● Supplied records:
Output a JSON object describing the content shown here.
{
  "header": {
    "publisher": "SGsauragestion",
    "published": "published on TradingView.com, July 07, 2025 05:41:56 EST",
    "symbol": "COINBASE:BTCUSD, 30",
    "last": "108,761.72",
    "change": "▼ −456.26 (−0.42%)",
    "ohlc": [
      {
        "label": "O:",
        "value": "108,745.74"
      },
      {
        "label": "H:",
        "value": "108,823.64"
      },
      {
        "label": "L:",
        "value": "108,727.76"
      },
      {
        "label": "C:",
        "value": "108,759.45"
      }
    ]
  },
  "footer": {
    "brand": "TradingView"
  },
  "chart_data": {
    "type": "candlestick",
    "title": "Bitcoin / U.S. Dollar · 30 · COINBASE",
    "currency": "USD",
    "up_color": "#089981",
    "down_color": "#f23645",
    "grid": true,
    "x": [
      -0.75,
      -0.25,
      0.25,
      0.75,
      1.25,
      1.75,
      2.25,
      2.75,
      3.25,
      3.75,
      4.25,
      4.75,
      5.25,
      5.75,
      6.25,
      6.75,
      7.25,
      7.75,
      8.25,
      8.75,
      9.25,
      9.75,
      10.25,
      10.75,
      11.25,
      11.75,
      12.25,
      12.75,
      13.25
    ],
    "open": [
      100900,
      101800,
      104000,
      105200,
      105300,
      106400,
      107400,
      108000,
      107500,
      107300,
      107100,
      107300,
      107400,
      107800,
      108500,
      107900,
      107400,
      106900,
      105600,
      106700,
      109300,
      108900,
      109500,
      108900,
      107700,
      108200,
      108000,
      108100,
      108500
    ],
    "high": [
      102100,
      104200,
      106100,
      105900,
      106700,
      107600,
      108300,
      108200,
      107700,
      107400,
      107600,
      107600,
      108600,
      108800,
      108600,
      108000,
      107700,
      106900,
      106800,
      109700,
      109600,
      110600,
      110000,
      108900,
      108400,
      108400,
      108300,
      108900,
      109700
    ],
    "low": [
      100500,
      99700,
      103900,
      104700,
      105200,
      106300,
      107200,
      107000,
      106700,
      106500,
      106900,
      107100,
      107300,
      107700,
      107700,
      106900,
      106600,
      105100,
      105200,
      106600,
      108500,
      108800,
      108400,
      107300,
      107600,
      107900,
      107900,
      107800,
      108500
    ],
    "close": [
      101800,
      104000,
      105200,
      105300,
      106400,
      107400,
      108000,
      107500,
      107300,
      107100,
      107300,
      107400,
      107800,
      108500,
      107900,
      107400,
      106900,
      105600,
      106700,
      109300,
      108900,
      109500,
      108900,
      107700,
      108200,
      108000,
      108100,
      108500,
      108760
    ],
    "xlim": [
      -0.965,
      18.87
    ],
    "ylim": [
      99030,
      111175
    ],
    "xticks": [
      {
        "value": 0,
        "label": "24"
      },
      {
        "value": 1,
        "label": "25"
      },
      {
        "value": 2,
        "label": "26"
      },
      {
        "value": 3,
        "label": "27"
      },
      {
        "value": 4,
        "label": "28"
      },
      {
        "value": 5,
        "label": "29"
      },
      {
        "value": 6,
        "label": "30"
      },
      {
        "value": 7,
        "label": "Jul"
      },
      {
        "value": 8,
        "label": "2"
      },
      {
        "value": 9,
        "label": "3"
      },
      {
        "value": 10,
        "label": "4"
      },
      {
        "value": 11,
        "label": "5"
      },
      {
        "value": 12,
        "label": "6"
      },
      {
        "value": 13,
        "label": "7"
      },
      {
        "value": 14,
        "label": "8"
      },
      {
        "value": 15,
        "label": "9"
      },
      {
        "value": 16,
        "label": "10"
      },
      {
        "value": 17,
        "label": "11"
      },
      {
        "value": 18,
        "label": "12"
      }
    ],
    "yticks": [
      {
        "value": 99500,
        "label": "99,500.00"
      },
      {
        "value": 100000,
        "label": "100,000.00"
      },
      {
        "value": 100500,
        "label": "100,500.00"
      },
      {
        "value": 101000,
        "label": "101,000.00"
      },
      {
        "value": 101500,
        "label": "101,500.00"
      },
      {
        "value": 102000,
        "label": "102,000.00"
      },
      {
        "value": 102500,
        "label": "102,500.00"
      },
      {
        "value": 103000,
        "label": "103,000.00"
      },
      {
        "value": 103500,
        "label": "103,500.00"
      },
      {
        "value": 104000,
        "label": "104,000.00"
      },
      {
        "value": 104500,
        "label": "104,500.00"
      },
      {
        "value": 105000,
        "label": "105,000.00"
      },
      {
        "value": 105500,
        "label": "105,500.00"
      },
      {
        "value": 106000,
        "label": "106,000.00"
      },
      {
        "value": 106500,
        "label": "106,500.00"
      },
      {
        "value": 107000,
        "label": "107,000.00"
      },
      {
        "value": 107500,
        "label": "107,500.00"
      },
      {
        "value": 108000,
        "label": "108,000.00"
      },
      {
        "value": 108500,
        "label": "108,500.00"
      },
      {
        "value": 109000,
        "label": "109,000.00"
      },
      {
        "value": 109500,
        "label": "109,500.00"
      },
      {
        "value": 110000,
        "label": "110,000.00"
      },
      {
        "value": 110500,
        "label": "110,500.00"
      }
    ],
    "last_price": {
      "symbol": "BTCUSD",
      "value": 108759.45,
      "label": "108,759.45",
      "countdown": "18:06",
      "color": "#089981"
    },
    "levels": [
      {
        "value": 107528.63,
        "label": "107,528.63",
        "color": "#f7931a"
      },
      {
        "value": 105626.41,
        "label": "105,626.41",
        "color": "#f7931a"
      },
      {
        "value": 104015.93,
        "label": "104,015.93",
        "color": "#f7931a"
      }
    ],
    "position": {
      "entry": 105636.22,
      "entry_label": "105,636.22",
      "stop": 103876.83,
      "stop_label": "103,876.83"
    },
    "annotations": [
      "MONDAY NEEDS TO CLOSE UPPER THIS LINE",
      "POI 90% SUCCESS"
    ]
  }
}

● Exercise: Copy out the lines in which the string "TradingView" appears.

● Task result:
    "published": "published on TradingView.com, July 07, 2025 05:41:56 EST",
    "brand": "TradingView"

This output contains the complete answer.